Problem requirements »
Report every line in the listing that contains the string "gain".

Items »
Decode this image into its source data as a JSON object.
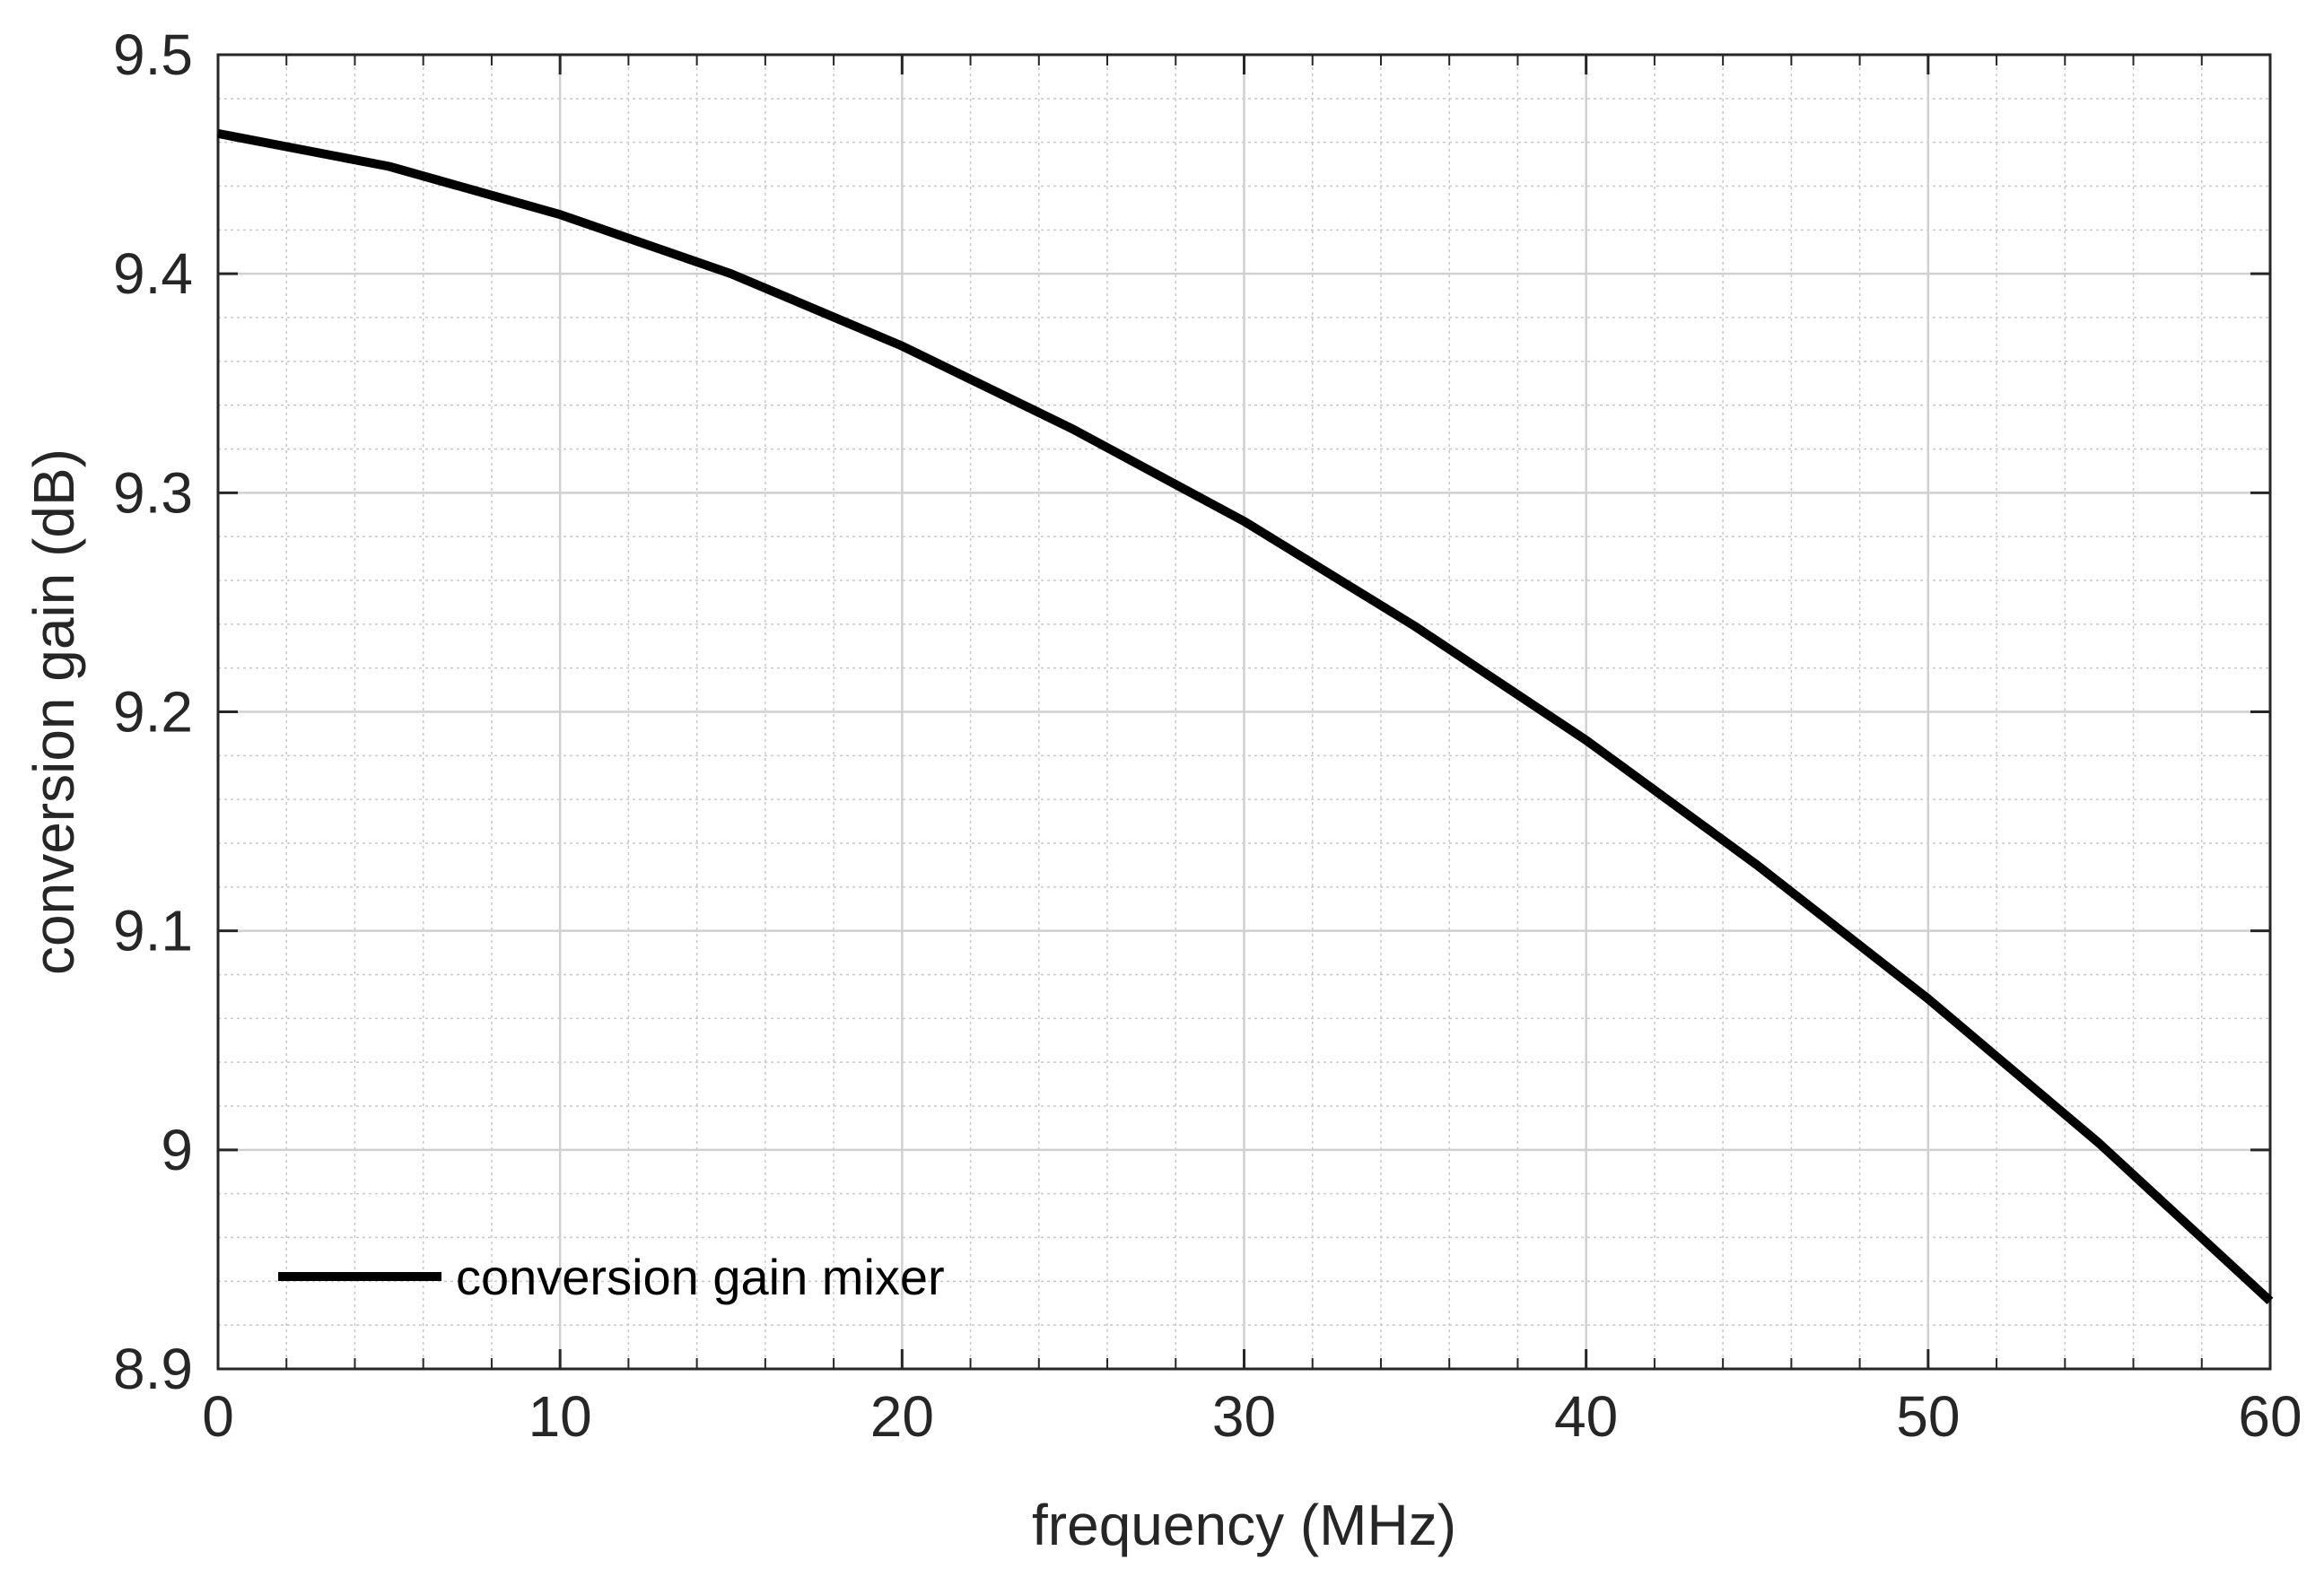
{
  "chart_data": {
    "type": "line",
    "title": "",
    "xlabel": "frequency (MHz)",
    "ylabel": "conversion gain (dB)",
    "xlim": [
      0,
      60
    ],
    "ylim": [
      8.9,
      9.5
    ],
    "xticks": [
      0,
      10,
      20,
      30,
      40,
      50,
      60
    ],
    "xtick_labels": [
      "0",
      "10",
      "20",
      "30",
      "40",
      "50",
      "60"
    ],
    "yticks": [
      8.9,
      9.0,
      9.1,
      9.2,
      9.3,
      9.4,
      9.5
    ],
    "ytick_labels": [
      "8.9",
      "9",
      "9.1",
      "9.2",
      "9.3",
      "9.4",
      "9.5"
    ],
    "grid": true,
    "minor_grid": true,
    "legend_position": "bottom-left",
    "series": [
      {
        "name": "conversion gain mixer",
        "color": "#000000",
        "x": [
          0,
          5,
          10,
          15,
          20,
          25,
          30,
          35,
          40,
          45,
          50,
          55,
          60
        ],
        "y": [
          9.464,
          9.449,
          9.427,
          9.4,
          9.367,
          9.329,
          9.287,
          9.239,
          9.187,
          9.13,
          9.069,
          9.003,
          8.931
        ]
      }
    ]
  }
}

The solution »
    "ylabel": "conversion gain (dB)",
        "name": "conversion gain mixer",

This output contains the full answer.